[Recorded data]
:::::
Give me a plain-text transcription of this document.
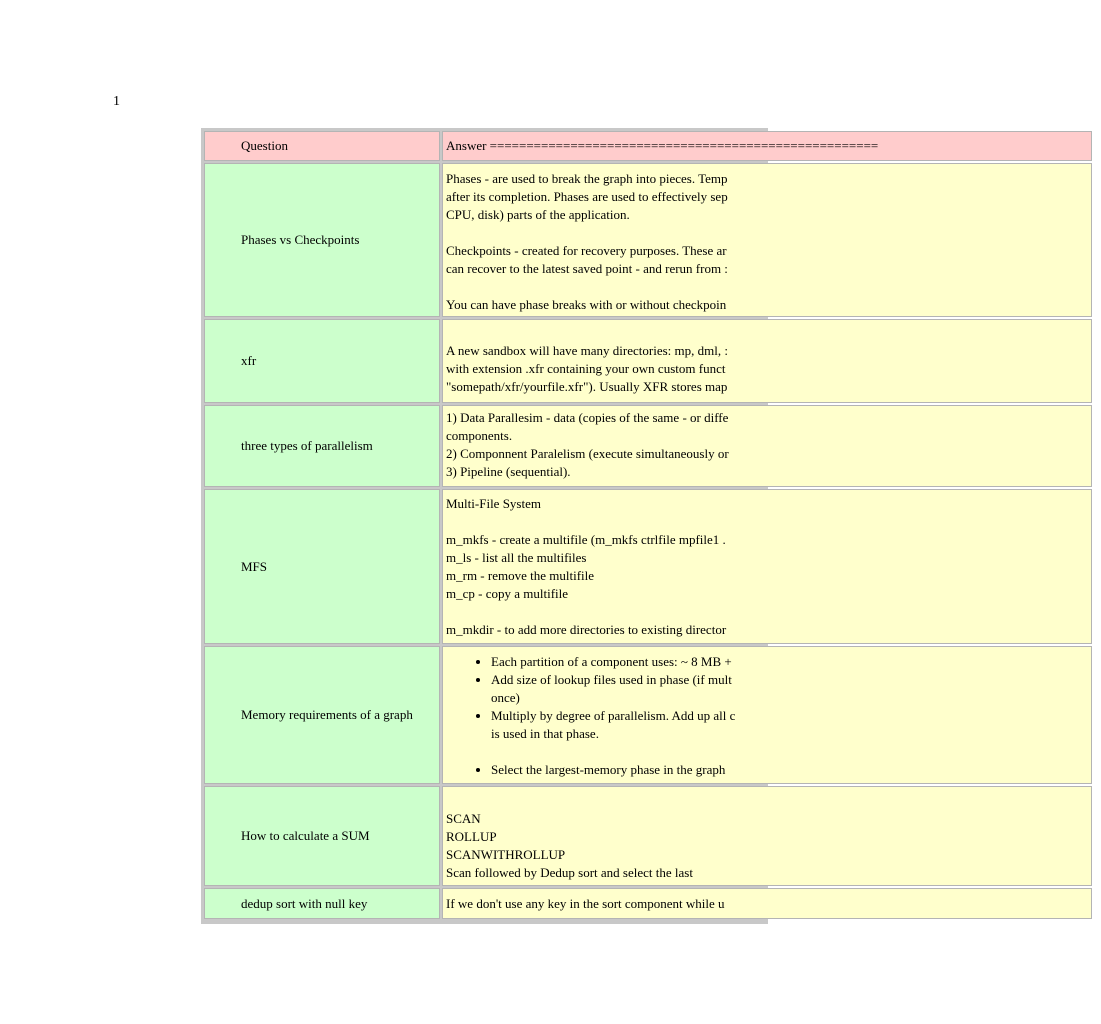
1
Question	Answer =====================================================
Phases vs Checkpoints

Phases - are used to break the graph into pieces. Temp

after its completion. Phases are used to effectively sep

CPU, disk) parts of the application.

Checkpoints - created for recovery purposes. These ar

can recover to the latest saved point - and rerun from :

You can have phase breaks with or without checkpoin

xfr

A new sandbox will have many directories: mp, dml, :

with extension .xfr containing your own custom funct

"somepath/xfr/yourfile.xfr"). Usually XFR stores map

three types of parallelism

1) Data Parallesim - data (copies of the same - or diffe

components.

2) Componnent Paralelism (execute simultaneously or

3) Pipeline (sequential).

MFS

Multi-File System

m_mkfs - create a multifile (m_mkfs ctrlfile mpfile1 .

m_ls - list all the multifiles

m_rm - remove the multifile

m_cp - copy a multifile

m_mkdir - to add more directories to existing director

Memory requirements of a graph
• Each partition of a component uses: ~ 8 MB +
• Add size of lookup files used in phase (if mult
once)
• Multiply by degree of parallelism. Add up all c
is used in that phase.
• Select the largest-memory phase in the graph
How to calculate a SUM

SCAN

ROLLUP

SCANWITHROLLUP

Scan followed by Dedup sort and select the last

dedup sort with null key	If we don't use any key in the sort component while u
:::::
» DIRECTIONS
Write every record out again exactly; no pictures belong in the copy.

» RIGHT ANSWER
Give me a plain-text transcription of this document.
1
Question	Answer =====================================================
Phases vs Checkpoints

Phases - are used to break the graph into pieces. Temp

after its completion. Phases are used to effectively sep

CPU, disk) parts of the application.

Checkpoints - created for recovery purposes. These ar

can recover to the latest saved point - and rerun from :

You can have phase breaks with or without checkpoin

xfr

A new sandbox will have many directories: mp, dml, :

with extension .xfr containing your own custom funct

"somepath/xfr/yourfile.xfr"). Usually XFR stores map

three types of parallelism

1) Data Parallesim - data (copies of the same - or diffe

components.

2) Componnent Paralelism (execute simultaneously or

3) Pipeline (sequential).

MFS

Multi-File System

m_mkfs - create a multifile (m_mkfs ctrlfile mpfile1 .

m_ls - list all the multifiles

m_rm - remove the multifile

m_cp - copy a multifile

m_mkdir - to add more directories to existing director

Memory requirements of a graph
• Each partition of a component uses: ~ 8 MB +
• Add size of lookup files used in phase (if mult
once)
• Multiply by degree of parallelism. Add up all c
is used in that phase.
• Select the largest-memory phase in the graph
How to calculate a SUM

SCAN

ROLLUP

SCANWITHROLLUP

Scan followed by Dedup sort and select the last

dedup sort with null key	If we don't use any key in the sort component while u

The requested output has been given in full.